Work required
Copy, from the entries below, each line in which the string "into" appears.

[Stored records]
-- -- --
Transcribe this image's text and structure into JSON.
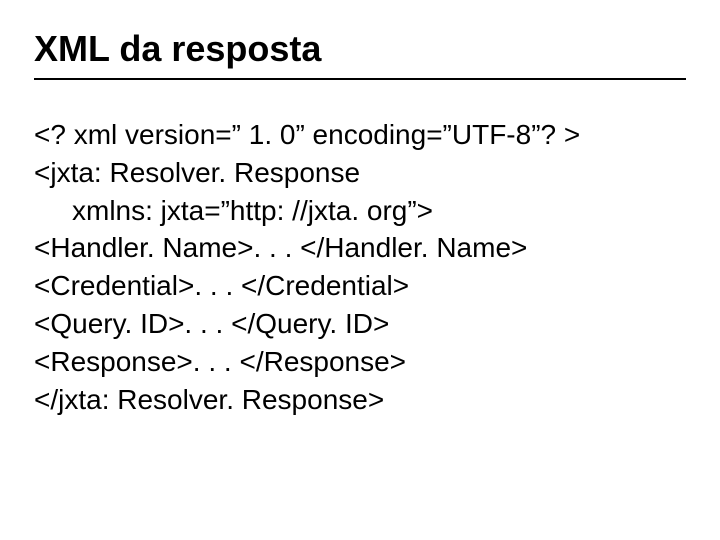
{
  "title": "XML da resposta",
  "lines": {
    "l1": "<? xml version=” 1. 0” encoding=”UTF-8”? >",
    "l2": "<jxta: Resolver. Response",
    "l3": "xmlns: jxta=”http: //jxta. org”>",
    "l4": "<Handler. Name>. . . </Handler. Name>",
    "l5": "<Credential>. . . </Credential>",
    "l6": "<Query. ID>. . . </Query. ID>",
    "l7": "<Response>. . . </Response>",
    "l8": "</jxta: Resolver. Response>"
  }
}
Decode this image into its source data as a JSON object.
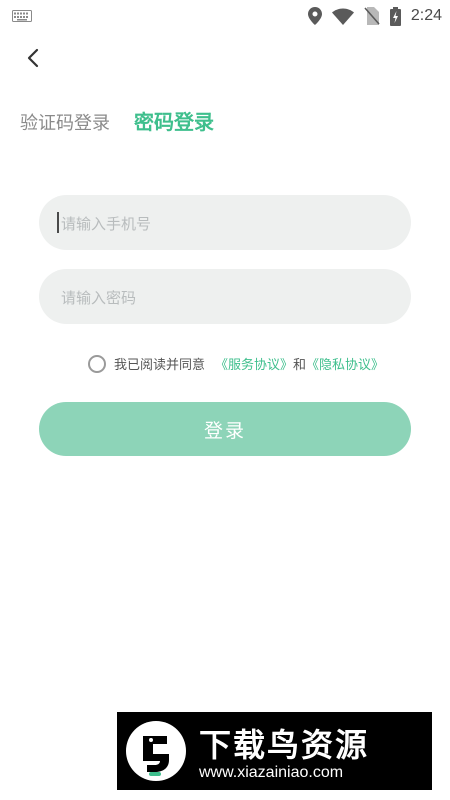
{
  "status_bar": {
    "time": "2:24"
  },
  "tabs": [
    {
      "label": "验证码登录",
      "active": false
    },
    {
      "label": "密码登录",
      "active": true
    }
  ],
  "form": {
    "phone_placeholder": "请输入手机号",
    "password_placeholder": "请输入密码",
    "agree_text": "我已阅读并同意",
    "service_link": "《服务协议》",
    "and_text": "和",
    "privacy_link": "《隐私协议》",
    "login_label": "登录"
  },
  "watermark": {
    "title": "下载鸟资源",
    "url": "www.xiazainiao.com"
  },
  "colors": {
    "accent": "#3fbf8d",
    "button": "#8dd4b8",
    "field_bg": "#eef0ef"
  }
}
-- -- --
Answer in full
Transcribe this image's text and structure into JSON.
Decode this image into its source data as a JSON object.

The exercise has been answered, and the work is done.